Begin DATA SUPPLIED
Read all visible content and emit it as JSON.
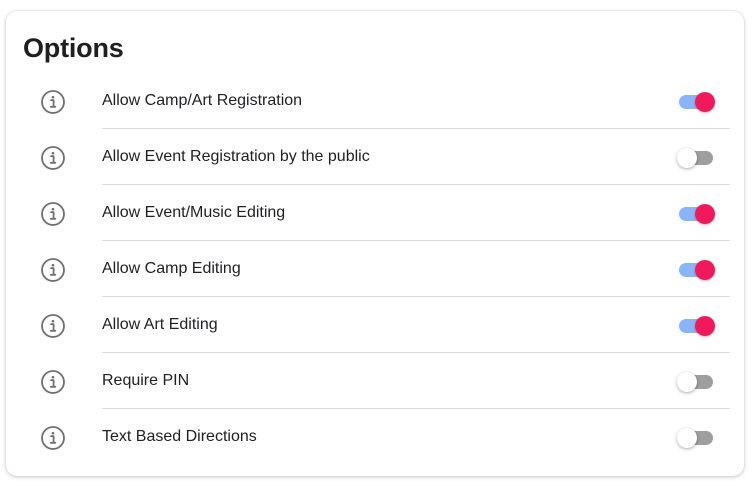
{
  "card": {
    "title": "Options"
  },
  "colors": {
    "toggle_on_thumb": "#f0195c",
    "toggle_on_track": "#8ab4f8",
    "toggle_off_thumb": "#ffffff",
    "toggle_off_track": "#9e9e9e",
    "icon": "#6f6f6f"
  },
  "options": [
    {
      "label": "Allow Camp/Art Registration",
      "enabled": true,
      "icon": "info-icon"
    },
    {
      "label": "Allow Event Registration by the public",
      "enabled": false,
      "icon": "info-icon"
    },
    {
      "label": "Allow Event/Music Editing",
      "enabled": true,
      "icon": "info-icon"
    },
    {
      "label": "Allow Camp Editing",
      "enabled": true,
      "icon": "info-icon"
    },
    {
      "label": "Allow Art Editing",
      "enabled": true,
      "icon": "info-icon"
    },
    {
      "label": "Require PIN",
      "enabled": false,
      "icon": "info-icon"
    },
    {
      "label": "Text Based Directions",
      "enabled": false,
      "icon": "info-icon"
    }
  ]
}
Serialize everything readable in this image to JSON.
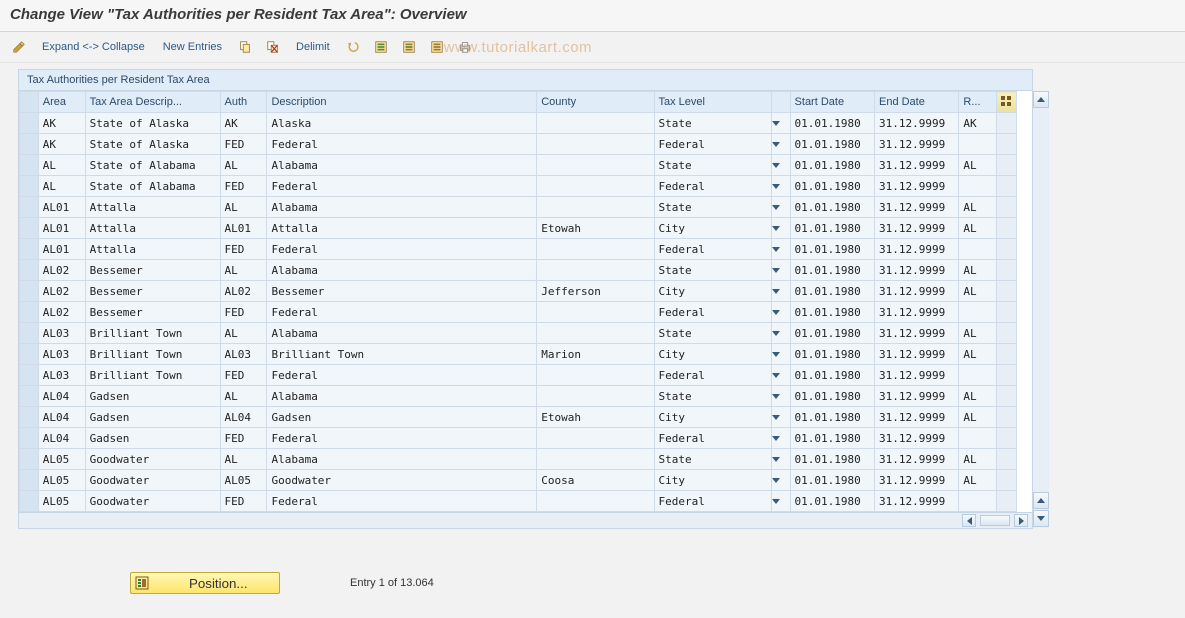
{
  "title": "Change View \"Tax Authorities per Resident Tax Area\": Overview",
  "watermark": "www.tutorialkart.com",
  "toolbar": {
    "expand_collapse": "Expand <-> Collapse",
    "new_entries": "New Entries",
    "delimit": "Delimit"
  },
  "panel": {
    "title": "Tax Authorities per Resident Tax Area"
  },
  "columns": {
    "rowsel": "",
    "area": "Area",
    "desc": "Tax Area Descrip...",
    "auth": "Auth",
    "adesc": "Description",
    "county": "County",
    "taxlevel": "Tax Level",
    "start": "Start Date",
    "end": "End Date",
    "r": "R...",
    "cfg": ""
  },
  "rows": [
    {
      "area": "AK",
      "desc": "State of Alaska",
      "auth": "AK",
      "adesc": "Alaska",
      "county": "",
      "taxlevel": "State",
      "start": "01.01.1980",
      "end": "31.12.9999",
      "r": "AK"
    },
    {
      "area": "AK",
      "desc": "State of Alaska",
      "auth": "FED",
      "adesc": "Federal",
      "county": "",
      "taxlevel": "Federal",
      "start": "01.01.1980",
      "end": "31.12.9999",
      "r": ""
    },
    {
      "area": "AL",
      "desc": "State of Alabama",
      "auth": "AL",
      "adesc": "Alabama",
      "county": "",
      "taxlevel": "State",
      "start": "01.01.1980",
      "end": "31.12.9999",
      "r": "AL"
    },
    {
      "area": "AL",
      "desc": "State of Alabama",
      "auth": "FED",
      "adesc": "Federal",
      "county": "",
      "taxlevel": "Federal",
      "start": "01.01.1980",
      "end": "31.12.9999",
      "r": ""
    },
    {
      "area": "AL01",
      "desc": "Attalla",
      "auth": "AL",
      "adesc": "Alabama",
      "county": "",
      "taxlevel": "State",
      "start": "01.01.1980",
      "end": "31.12.9999",
      "r": "AL"
    },
    {
      "area": "AL01",
      "desc": "Attalla",
      "auth": "AL01",
      "adesc": "Attalla",
      "county": "Etowah",
      "taxlevel": "City",
      "start": "01.01.1980",
      "end": "31.12.9999",
      "r": "AL"
    },
    {
      "area": "AL01",
      "desc": "Attalla",
      "auth": "FED",
      "adesc": "Federal",
      "county": "",
      "taxlevel": "Federal",
      "start": "01.01.1980",
      "end": "31.12.9999",
      "r": ""
    },
    {
      "area": "AL02",
      "desc": "Bessemer",
      "auth": "AL",
      "adesc": "Alabama",
      "county": "",
      "taxlevel": "State",
      "start": "01.01.1980",
      "end": "31.12.9999",
      "r": "AL"
    },
    {
      "area": "AL02",
      "desc": "Bessemer",
      "auth": "AL02",
      "adesc": "Bessemer",
      "county": "Jefferson",
      "taxlevel": "City",
      "start": "01.01.1980",
      "end": "31.12.9999",
      "r": "AL"
    },
    {
      "area": "AL02",
      "desc": "Bessemer",
      "auth": "FED",
      "adesc": "Federal",
      "county": "",
      "taxlevel": "Federal",
      "start": "01.01.1980",
      "end": "31.12.9999",
      "r": ""
    },
    {
      "area": "AL03",
      "desc": "Brilliant Town",
      "auth": "AL",
      "adesc": "Alabama",
      "county": "",
      "taxlevel": "State",
      "start": "01.01.1980",
      "end": "31.12.9999",
      "r": "AL"
    },
    {
      "area": "AL03",
      "desc": "Brilliant Town",
      "auth": "AL03",
      "adesc": "Brilliant Town",
      "county": "Marion",
      "taxlevel": "City",
      "start": "01.01.1980",
      "end": "31.12.9999",
      "r": "AL"
    },
    {
      "area": "AL03",
      "desc": "Brilliant Town",
      "auth": "FED",
      "adesc": "Federal",
      "county": "",
      "taxlevel": "Federal",
      "start": "01.01.1980",
      "end": "31.12.9999",
      "r": ""
    },
    {
      "area": "AL04",
      "desc": "Gadsen",
      "auth": "AL",
      "adesc": "Alabama",
      "county": "",
      "taxlevel": "State",
      "start": "01.01.1980",
      "end": "31.12.9999",
      "r": "AL"
    },
    {
      "area": "AL04",
      "desc": "Gadsen",
      "auth": "AL04",
      "adesc": "Gadsen",
      "county": "Etowah",
      "taxlevel": "City",
      "start": "01.01.1980",
      "end": "31.12.9999",
      "r": "AL"
    },
    {
      "area": "AL04",
      "desc": "Gadsen",
      "auth": "FED",
      "adesc": "Federal",
      "county": "",
      "taxlevel": "Federal",
      "start": "01.01.1980",
      "end": "31.12.9999",
      "r": ""
    },
    {
      "area": "AL05",
      "desc": "Goodwater",
      "auth": "AL",
      "adesc": "Alabama",
      "county": "",
      "taxlevel": "State",
      "start": "01.01.1980",
      "end": "31.12.9999",
      "r": "AL"
    },
    {
      "area": "AL05",
      "desc": "Goodwater",
      "auth": "AL05",
      "adesc": "Goodwater",
      "county": "Coosa",
      "taxlevel": "City",
      "start": "01.01.1980",
      "end": "31.12.9999",
      "r": "AL"
    },
    {
      "area": "AL05",
      "desc": "Goodwater",
      "auth": "FED",
      "adesc": "Federal",
      "county": "",
      "taxlevel": "Federal",
      "start": "01.01.1980",
      "end": "31.12.9999",
      "r": ""
    }
  ],
  "footer": {
    "position_label": "Position...",
    "entry_indicator": "Entry 1 of 13.064"
  }
}
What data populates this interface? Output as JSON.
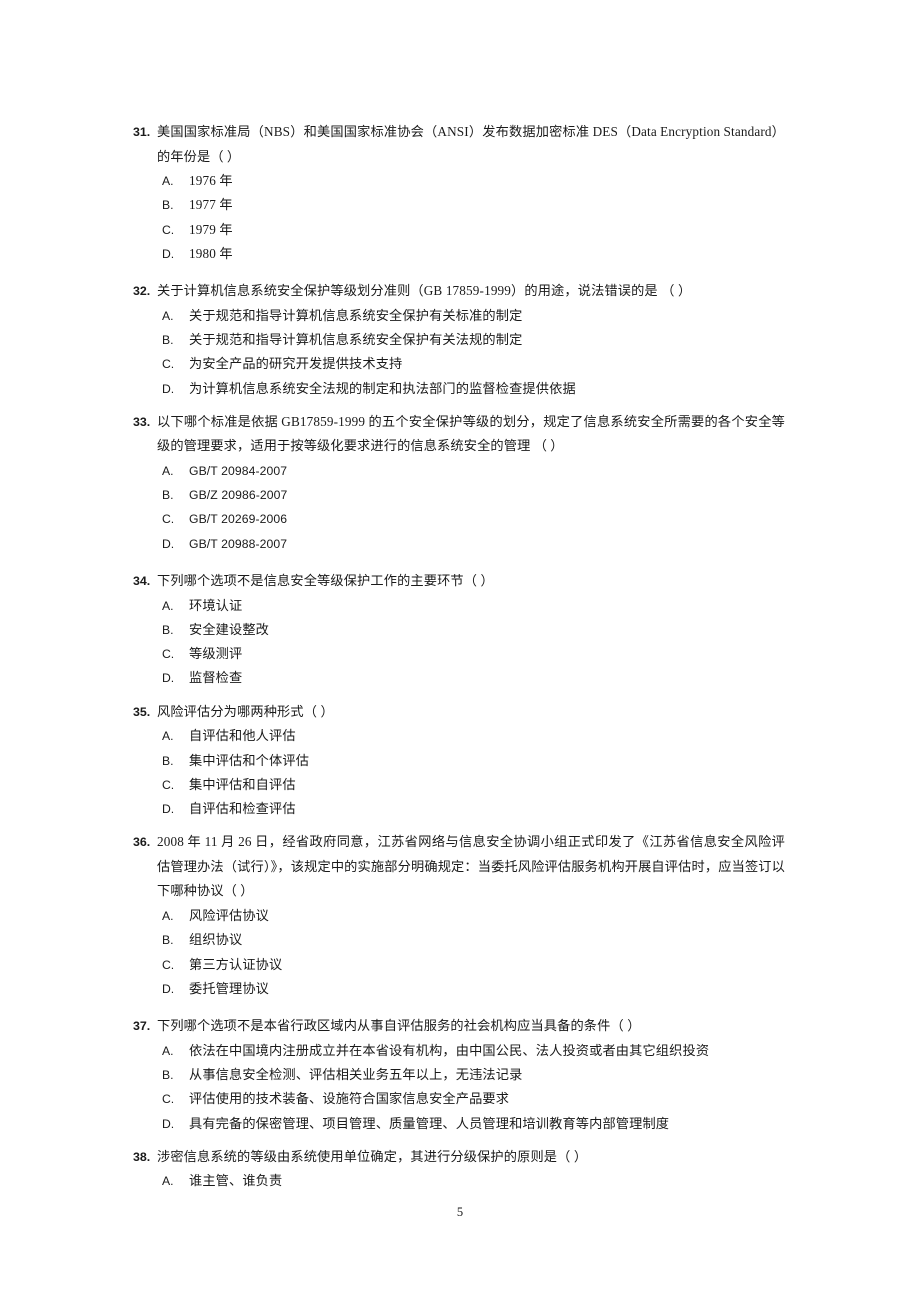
End DATA SUPPLIED
WHAT YOU SHOULD DO
Going through the records above, state how many lines carry "Event", with no other text.

OUTPUT
2